What is expected — Retype the whole listing below, character for character.

Supplied data —

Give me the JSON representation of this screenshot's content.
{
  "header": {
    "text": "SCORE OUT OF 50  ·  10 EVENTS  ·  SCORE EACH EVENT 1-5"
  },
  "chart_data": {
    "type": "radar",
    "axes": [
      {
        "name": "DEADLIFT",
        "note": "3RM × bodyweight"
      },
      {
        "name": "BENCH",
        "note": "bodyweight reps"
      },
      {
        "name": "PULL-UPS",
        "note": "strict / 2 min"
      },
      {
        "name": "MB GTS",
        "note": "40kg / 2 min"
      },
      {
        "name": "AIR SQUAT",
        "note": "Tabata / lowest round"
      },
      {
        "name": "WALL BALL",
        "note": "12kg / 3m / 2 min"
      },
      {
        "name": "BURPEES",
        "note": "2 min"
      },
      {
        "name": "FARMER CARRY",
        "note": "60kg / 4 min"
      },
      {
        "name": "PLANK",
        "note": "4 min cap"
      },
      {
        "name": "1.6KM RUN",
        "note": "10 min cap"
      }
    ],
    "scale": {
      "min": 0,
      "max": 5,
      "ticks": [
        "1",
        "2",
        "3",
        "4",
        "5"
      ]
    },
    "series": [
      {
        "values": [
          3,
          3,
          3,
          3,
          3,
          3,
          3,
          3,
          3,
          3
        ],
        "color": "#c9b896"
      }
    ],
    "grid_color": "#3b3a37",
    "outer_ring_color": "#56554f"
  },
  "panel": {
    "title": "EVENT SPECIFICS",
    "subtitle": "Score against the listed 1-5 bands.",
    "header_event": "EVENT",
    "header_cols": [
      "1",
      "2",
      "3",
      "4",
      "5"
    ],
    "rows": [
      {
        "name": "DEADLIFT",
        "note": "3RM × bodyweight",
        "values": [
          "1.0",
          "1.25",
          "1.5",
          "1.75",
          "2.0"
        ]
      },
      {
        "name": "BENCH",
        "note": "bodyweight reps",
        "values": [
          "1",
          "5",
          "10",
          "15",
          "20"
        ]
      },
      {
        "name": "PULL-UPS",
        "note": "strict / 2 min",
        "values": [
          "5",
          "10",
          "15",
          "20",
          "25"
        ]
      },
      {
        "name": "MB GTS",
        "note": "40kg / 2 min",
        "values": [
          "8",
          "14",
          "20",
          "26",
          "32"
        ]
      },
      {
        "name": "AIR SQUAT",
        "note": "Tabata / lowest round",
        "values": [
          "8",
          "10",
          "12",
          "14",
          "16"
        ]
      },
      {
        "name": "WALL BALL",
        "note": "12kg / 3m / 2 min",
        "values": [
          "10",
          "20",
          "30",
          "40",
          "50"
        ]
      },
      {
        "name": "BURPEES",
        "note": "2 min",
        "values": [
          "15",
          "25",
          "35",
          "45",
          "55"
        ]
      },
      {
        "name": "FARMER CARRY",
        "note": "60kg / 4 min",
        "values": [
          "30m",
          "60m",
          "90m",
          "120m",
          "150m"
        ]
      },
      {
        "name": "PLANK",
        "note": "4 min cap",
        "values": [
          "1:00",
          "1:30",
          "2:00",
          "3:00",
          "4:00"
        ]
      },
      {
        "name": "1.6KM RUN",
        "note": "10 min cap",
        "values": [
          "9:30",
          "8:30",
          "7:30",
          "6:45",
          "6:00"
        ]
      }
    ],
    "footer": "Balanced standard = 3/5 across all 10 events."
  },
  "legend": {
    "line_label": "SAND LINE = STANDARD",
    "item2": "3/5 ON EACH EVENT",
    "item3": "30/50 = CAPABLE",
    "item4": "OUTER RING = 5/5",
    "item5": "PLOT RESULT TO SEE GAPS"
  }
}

Exercise result —
Give me the JSON representation of this screenshot's content.
{
  "header": {
    "text": "SCORE OUT OF 50  ·  10 EVENTS  ·  SCORE EACH EVENT 1-5"
  },
  "chart_data": {
    "type": "radar",
    "axes": [
      {
        "name": "DEADLIFT",
        "note": "3RM × bodyweight"
      },
      {
        "name": "BENCH",
        "note": "bodyweight reps"
      },
      {
        "name": "PULL-UPS",
        "note": "strict / 2 min"
      },
      {
        "name": "MB GTS",
        "note": "40kg / 2 min"
      },
      {
        "name": "AIR SQUAT",
        "note": "Tabata / lowest round"
      },
      {
        "name": "WALL BALL",
        "note": "12kg / 3m / 2 min"
      },
      {
        "name": "BURPEES",
        "note": "2 min"
      },
      {
        "name": "FARMER CARRY",
        "note": "60kg / 4 min"
      },
      {
        "name": "PLANK",
        "note": "4 min cap"
      },
      {
        "name": "1.6KM RUN",
        "note": "10 min cap"
      }
    ],
    "scale": {
      "min": 0,
      "max": 5,
      "ticks": [
        "1",
        "2",
        "3",
        "4",
        "5"
      ]
    },
    "series": [
      {
        "values": [
          3,
          3,
          3,
          3,
          3,
          3,
          3,
          3,
          3,
          3
        ],
        "color": "#c9b896"
      }
    ],
    "grid_color": "#3b3a37",
    "outer_ring_color": "#56554f"
  },
  "panel": {
    "title": "EVENT SPECIFICS",
    "subtitle": "Score against the listed 1-5 bands.",
    "header_event": "EVENT",
    "header_cols": [
      "1",
      "2",
      "3",
      "4",
      "5"
    ],
    "rows": [
      {
        "name": "DEADLIFT",
        "note": "3RM × bodyweight",
        "values": [
          "1.0",
          "1.25",
          "1.5",
          "1.75",
          "2.0"
        ]
      },
      {
        "name": "BENCH",
        "note": "bodyweight reps",
        "values": [
          "1",
          "5",
          "10",
          "15",
          "20"
        ]
      },
      {
        "name": "PULL-UPS",
        "note": "strict / 2 min",
        "values": [
          "5",
          "10",
          "15",
          "20",
          "25"
        ]
      },
      {
        "name": "MB GTS",
        "note": "40kg / 2 min",
        "values": [
          "8",
          "14",
          "20",
          "26",
          "32"
        ]
      },
      {
        "name": "AIR SQUAT",
        "note": "Tabata / lowest round",
        "values": [
          "8",
          "10",
          "12",
          "14",
          "16"
        ]
      },
      {
        "name": "WALL BALL",
        "note": "12kg / 3m / 2 min",
        "values": [
          "10",
          "20",
          "30",
          "40",
          "50"
        ]
      },
      {
        "name": "BURPEES",
        "note": "2 min",
        "values": [
          "15",
          "25",
          "35",
          "45",
          "55"
        ]
      },
      {
        "name": "FARMER CARRY",
        "note": "60kg / 4 min",
        "values": [
          "30m",
          "60m",
          "90m",
          "120m",
          "150m"
        ]
      },
      {
        "name": "PLANK",
        "note": "4 min cap",
        "values": [
          "1:00",
          "1:30",
          "2:00",
          "3:00",
          "4:00"
        ]
      },
      {
        "name": "1.6KM RUN",
        "note": "10 min cap",
        "values": [
          "9:30",
          "8:30",
          "7:30",
          "6:45",
          "6:00"
        ]
      }
    ],
    "footer": "Balanced standard = 3/5 across all 10 events."
  },
  "legend": {
    "line_label": "SAND LINE = STANDARD",
    "item2": "3/5 ON EACH EVENT",
    "item3": "30/50 = CAPABLE",
    "item4": "OUTER RING = 5/5",
    "item5": "PLOT RESULT TO SEE GAPS"
  }
}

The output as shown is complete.